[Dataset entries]
--- start ---
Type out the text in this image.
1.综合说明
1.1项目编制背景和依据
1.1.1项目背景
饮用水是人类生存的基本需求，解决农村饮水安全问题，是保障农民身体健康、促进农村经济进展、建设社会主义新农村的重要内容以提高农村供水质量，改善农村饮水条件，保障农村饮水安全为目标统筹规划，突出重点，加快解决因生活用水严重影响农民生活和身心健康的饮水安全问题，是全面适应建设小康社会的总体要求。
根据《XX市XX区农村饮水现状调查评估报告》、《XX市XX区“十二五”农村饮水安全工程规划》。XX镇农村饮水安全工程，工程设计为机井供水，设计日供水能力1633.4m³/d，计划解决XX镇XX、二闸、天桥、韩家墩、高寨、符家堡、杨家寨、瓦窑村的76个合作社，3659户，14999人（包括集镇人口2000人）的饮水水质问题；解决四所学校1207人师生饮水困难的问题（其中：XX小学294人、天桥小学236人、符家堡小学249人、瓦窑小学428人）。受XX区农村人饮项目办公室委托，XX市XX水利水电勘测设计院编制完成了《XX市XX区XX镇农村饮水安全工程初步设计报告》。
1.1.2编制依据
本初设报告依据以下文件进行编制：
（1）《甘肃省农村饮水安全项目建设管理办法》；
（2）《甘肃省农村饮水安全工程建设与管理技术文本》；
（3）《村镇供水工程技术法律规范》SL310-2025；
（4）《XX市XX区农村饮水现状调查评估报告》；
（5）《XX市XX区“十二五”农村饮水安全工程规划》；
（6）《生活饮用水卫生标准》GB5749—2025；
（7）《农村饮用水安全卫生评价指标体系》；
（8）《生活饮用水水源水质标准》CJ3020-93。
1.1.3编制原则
--- end ---
--- start ---
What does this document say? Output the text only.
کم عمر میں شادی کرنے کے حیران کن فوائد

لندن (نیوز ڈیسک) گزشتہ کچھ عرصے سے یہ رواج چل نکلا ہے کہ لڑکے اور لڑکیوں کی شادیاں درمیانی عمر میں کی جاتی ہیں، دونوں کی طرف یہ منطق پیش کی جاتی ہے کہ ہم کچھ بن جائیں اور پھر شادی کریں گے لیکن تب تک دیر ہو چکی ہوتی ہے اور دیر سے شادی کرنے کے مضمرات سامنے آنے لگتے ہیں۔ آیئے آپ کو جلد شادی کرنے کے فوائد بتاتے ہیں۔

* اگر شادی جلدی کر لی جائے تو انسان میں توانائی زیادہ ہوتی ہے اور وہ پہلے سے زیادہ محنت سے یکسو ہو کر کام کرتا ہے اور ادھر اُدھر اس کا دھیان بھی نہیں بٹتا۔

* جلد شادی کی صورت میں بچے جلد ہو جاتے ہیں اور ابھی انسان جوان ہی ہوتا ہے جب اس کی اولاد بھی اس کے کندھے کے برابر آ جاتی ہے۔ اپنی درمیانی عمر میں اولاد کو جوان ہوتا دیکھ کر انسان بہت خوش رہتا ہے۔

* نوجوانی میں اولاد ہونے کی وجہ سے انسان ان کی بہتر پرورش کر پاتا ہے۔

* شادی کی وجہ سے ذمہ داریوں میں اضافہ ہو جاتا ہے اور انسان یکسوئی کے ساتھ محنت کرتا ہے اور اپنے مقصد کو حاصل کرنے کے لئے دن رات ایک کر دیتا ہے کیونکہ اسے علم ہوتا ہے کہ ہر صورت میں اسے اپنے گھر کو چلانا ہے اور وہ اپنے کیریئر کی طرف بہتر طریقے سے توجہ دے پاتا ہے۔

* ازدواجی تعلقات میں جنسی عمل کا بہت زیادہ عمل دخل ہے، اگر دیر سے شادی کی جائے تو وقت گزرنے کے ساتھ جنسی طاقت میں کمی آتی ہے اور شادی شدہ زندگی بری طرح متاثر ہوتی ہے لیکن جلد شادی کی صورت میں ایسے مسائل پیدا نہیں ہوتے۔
--- end ---
To be done |
Report each line in the data that holds the word "اولاد".

Answer to this problem |
* جلد شادی کی صورت میں بچے جلد ہو جاتے ہیں اور ابھی انسان جوان ہی ہوتا ہے جب اس کی اولاد بھی اس کے کندھے کے برابر آ جاتی ہے۔ اپنی درمیانی عمر میں اولاد کو جوان ہوتا دیکھ کر انسان بہت خوش رہتا ہے۔
* نوجوانی میں اولاد ہونے کی وجہ سے انسان ان کی بہتر پرورش کر پاتا ہے۔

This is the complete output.